EXCERPT PROVIDED:
= Juan Alonso de Guzmán, 1st Duke of Medina Sidonia =

Spanish nobleman and military figure

Juan Alonso de Guzmán y Suárez de Figueroa Orozco, 1st Duke of Medina Sidonia and 3rd Count de Niebla (in full, Don Juan Alonso de Guzmán y Suárez de Figueroa Orozco, primer Duque de Medina Sidonia, tercer Conde de Niebla, Señor de Sanlúcar de Barrameda, Señor de Lepe, Ayamonte y Gibraltar, Adelantado Mayor de la Frontera de Andalucía) (c. 1405 – December 1468) was a Spanish nobleman and military figure of the Reconquista.

== Biography ==
Juan Alonso de Guzmán was the son of Enrique de Guzmán, 2nd Count of Niebla, 5th Lord of Sanlúcar, and of Teresa Suárez de Figueroa y Orozco, Lady of Escamilla and Santa Olalla.

He fought in the Castilian Civil War of 1437–1445 on the side of King John II of Castile, against the Infantes of Aragon and their Castilian allies.
He managed to keep control over the area of Seville, and to launch a counterattack that allowed the recovery of the enemy bases of Jerez, Acalá de Guadaira, Carmona and Córdoba.
For this, he was awarded the title of Duke of Medina Sidonia by King John II of Castile on 17 February 1445.

In 1462, he played the leading role in the Reconquest of Gibraltar, which had been lost in 1411, and where his father had died in the failed diege of 1436.

TASK DATA:
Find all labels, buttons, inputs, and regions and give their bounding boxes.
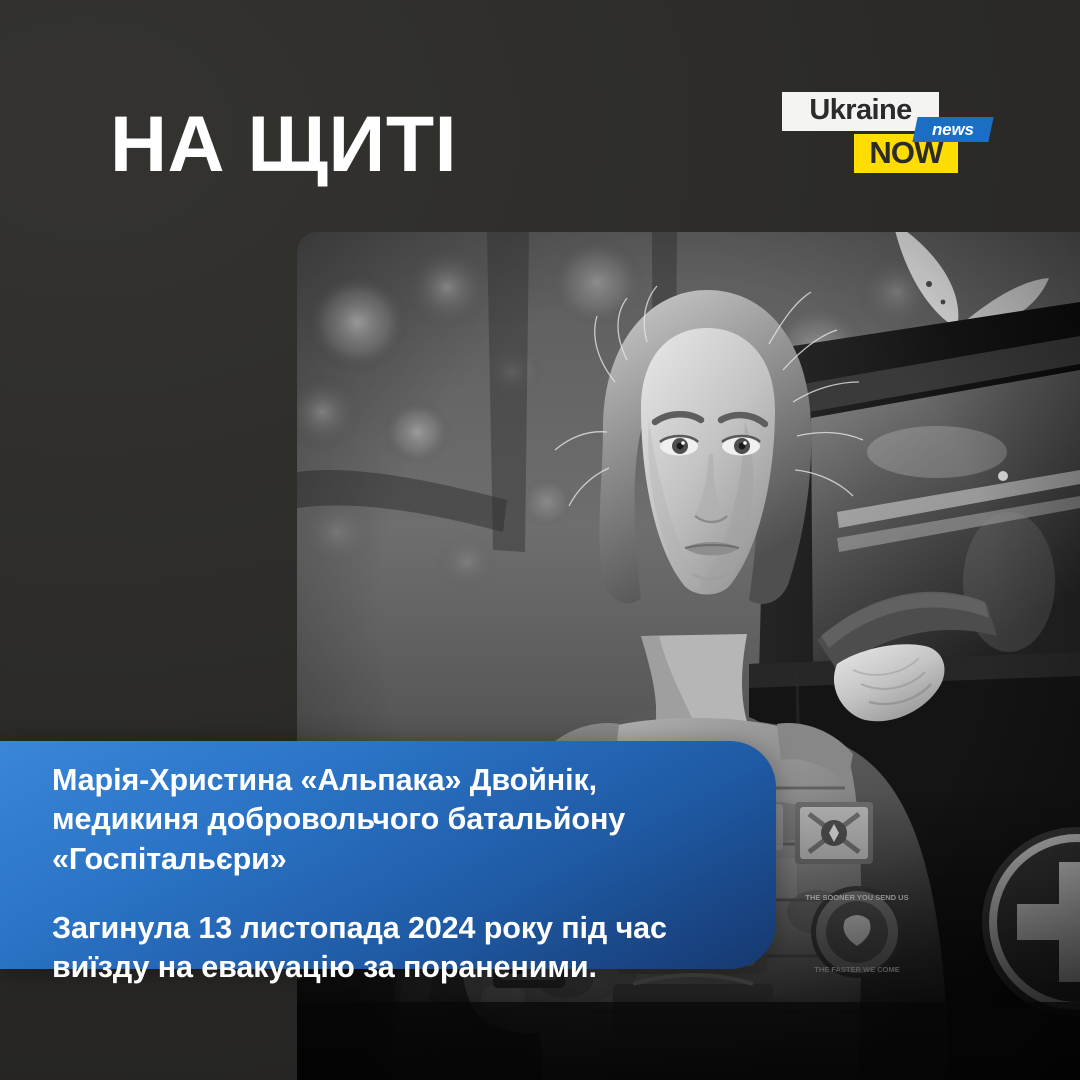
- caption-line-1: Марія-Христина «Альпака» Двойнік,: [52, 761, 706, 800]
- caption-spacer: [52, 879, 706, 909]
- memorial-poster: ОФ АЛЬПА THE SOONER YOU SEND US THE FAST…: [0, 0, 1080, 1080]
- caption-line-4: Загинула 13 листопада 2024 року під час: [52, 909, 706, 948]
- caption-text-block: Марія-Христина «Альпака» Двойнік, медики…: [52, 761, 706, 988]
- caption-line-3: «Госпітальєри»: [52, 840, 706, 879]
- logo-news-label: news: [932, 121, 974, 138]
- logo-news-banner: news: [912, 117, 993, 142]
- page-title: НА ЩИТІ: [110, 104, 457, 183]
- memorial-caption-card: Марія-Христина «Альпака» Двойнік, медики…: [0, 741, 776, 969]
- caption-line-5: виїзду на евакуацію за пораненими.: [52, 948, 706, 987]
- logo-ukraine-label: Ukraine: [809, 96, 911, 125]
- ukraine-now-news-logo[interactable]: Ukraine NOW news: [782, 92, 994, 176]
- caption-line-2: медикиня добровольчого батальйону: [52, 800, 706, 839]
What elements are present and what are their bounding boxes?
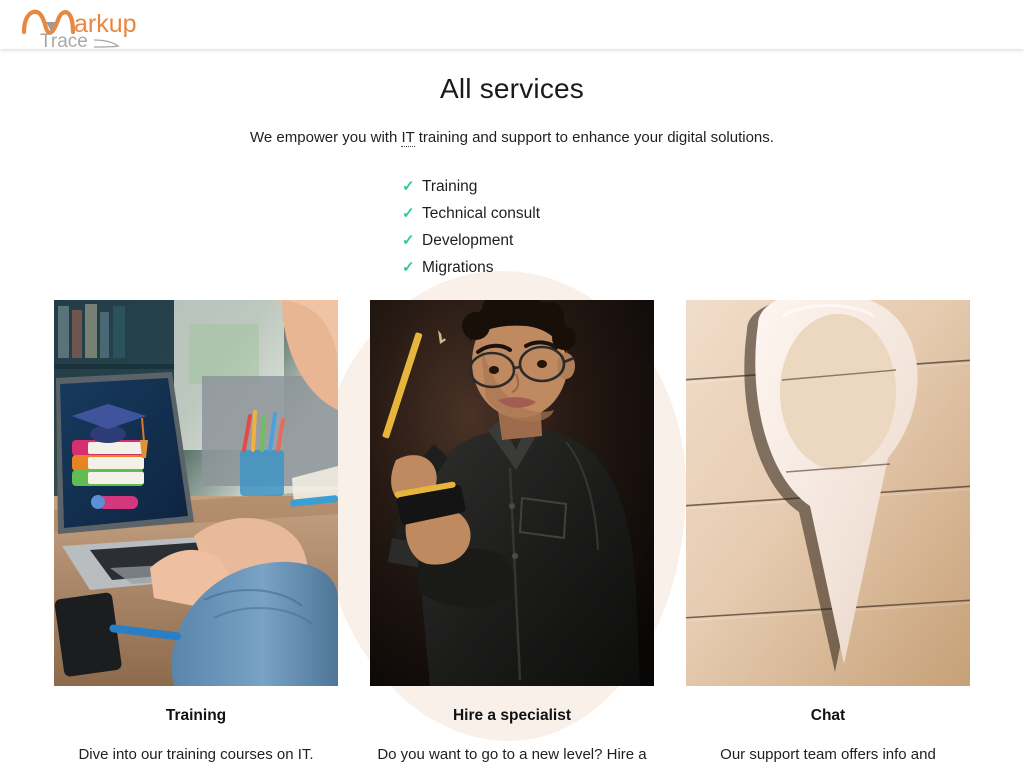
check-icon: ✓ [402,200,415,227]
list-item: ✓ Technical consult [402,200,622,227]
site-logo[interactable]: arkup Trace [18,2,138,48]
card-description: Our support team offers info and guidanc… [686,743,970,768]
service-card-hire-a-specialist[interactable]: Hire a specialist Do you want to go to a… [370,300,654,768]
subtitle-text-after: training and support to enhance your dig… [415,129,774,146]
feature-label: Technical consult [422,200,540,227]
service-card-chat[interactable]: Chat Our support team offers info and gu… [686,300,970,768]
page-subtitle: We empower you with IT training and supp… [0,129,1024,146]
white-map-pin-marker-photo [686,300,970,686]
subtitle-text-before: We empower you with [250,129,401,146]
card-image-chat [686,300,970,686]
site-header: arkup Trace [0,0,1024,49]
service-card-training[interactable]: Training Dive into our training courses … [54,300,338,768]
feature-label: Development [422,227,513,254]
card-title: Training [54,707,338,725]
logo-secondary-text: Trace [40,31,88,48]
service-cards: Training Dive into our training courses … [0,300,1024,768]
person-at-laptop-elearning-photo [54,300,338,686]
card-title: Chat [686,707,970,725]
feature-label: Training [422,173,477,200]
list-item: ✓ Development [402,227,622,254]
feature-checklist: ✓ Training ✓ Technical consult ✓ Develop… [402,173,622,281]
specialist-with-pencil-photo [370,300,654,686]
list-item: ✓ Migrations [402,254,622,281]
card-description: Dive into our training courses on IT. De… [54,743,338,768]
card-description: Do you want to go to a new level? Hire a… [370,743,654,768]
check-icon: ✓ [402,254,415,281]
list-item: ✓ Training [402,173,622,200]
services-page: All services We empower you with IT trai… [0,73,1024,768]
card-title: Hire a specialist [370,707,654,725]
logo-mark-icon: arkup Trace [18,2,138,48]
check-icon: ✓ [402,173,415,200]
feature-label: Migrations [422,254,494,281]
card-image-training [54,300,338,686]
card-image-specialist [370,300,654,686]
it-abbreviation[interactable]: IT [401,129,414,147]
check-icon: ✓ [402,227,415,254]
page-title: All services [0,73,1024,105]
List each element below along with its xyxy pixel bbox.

EXERCISE SET:
- A) Return the listing lines exactly as they appear, starting at the first line of the listing and ending at the line that contains "What elements are", with both ends included. Leave the pictures out of your answer.
- B) Resume the biography of the 1st Duke of Medina Sidonia, picking up right after its last sentence.

TASK-BY-TASK RESULTS:
- A)
Find all labels, buttons, inputs, and regions and give their bounding boxes.
- caption-line-1: Марія-Христина «Альпака» Двойнік,: [52, 761, 706, 800]
- caption-spacer: [52, 879, 706, 909]
- memorial-poster: ОФ АЛЬПА THE SOONER YOU SEND US THE FAST…: [0, 0, 1080, 1080]
- caption-line-4: Загинула 13 листопада 2024 року під час: [52, 909, 706, 948]
- caption-text-block: Марія-Христина «Альпака» Двойнік, медики…: [52, 761, 706, 988]
- caption-line-3: «Госпітальєри»: [52, 840, 706, 879]
- logo-news-label: news: [932, 121, 974, 138]
- logo-news-banner: news: [912, 117, 993, 142]
- page-title: НА ЩИТІ: [110, 104, 457, 183]
- memorial-caption-card: Марія-Христина «Альпака» Двойнік, медики…: [0, 741, 776, 969]
- caption-line-5: виїзду на евакуацію за пораненими.: [52, 948, 706, 987]
- logo-ukraine-label: Ukraine: [809, 96, 911, 125]
- ukraine-now-news-logo[interactable]: Ukraine NOW news: [782, 92, 994, 176]
- caption-line-2: медикиня добровольчого батальйону: [52, 800, 706, 839]
What elements are present and what are their bounding boxes?

- B)
Juan de Guzmán, 1st Duke of Medina Sidonia, died in December 1468 and was buried in the
monastery of San Isidoro del Campo in Santiponce.

=== Marriage and children ===
He married Doña Maria de la Cerda y de Sarmiento, daughter of Luis de la Cerda y Mendoza, 3rd Count de Medinaceli. They had no children. He had however several illegitimate children :
- with Isabel de Menezes y Fonseca (also called Isabel de Meneses, c. 1420-1494), sister of Archbishop Alonso de Fonseca y Ulloa :
  - Enrique de Guzmán, who was legitimized when his father, shortly before dying, married Isabel de Meneses. Succeeded him in his house, as 2nd Duke of Medina Sidonia;
  - Álvaro de Guzmán, Lord of the Torre del Maestre, Monturque, la Palmosa and Alhocen, married to María Manuel de Figueroa.

- with Doña Elvira de Guzmán, daughter of Don Alvaro de Guzmán, 6th Señor de Orgáz:
  - Teresa Pérez de Guzmán y Guzmán, married Pedro de Zúñiga y Manrique de Lara.

- with his cousin Urraca de Guzmán el Bueno y Figueroa:
  - Juan Urraco de Guzmán "El Bueno", 4th señor de Lepe, military, married Leonor de Cárdenas, daughter of Alonso de Cárdenas;
  - Lorenzo Urraco de Guzmán el Bueno, a priest.

- with Catalina de Gálvez, daughter of the warden of Sanlúcar de Barrameda:
  - Fadrique de Guzmán, had issue;
  - Alfonso de Guzmán, died in battle in 1473, no issue;
  - Pedro de Guzmán, died in battle in 1473 together with his brother. Married to an other daughter of Alonso de Cárdenas, but left no descendants.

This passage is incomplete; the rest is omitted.